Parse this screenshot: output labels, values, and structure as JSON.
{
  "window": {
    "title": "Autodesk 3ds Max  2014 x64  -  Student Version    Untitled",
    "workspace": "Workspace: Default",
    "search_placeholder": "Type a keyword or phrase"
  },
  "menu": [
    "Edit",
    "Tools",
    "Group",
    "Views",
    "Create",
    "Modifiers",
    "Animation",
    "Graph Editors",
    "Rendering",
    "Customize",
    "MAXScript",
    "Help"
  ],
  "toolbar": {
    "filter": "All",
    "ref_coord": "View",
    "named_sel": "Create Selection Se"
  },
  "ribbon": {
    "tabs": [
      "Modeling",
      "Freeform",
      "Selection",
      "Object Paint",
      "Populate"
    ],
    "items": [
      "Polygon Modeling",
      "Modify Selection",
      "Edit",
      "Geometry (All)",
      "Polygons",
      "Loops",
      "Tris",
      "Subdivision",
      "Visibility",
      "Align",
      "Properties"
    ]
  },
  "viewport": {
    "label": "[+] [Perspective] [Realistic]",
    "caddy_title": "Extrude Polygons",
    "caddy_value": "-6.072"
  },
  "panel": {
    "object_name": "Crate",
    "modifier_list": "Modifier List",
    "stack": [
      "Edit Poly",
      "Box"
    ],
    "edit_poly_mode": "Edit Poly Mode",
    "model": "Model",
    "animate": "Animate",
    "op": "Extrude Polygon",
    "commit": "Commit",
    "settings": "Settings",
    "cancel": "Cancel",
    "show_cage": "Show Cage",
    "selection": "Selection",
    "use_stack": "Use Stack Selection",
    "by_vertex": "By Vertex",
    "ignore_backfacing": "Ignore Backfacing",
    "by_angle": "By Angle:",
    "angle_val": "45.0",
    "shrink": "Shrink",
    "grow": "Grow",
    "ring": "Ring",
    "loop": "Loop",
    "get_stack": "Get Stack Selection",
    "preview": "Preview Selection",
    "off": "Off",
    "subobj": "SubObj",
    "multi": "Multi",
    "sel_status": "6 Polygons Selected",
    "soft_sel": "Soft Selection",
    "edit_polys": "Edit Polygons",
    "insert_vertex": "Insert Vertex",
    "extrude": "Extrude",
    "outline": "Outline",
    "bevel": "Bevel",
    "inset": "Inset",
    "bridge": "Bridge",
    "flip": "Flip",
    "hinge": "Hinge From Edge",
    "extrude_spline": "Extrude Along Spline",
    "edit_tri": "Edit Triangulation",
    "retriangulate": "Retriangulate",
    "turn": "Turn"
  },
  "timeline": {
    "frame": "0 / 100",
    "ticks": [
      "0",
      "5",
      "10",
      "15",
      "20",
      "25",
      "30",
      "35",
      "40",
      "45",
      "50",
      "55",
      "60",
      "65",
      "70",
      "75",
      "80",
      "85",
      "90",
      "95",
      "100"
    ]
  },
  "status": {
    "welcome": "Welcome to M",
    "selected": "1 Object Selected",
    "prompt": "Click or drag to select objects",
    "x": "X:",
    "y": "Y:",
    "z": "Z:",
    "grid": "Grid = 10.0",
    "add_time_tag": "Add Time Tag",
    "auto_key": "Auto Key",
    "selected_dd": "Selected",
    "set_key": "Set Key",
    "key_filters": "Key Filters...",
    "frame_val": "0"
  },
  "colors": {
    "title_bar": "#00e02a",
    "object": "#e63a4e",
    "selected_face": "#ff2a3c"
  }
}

Work instructions: Check each line of the listing above for the string "Polygons", then report only how many lines have it.

Response: 4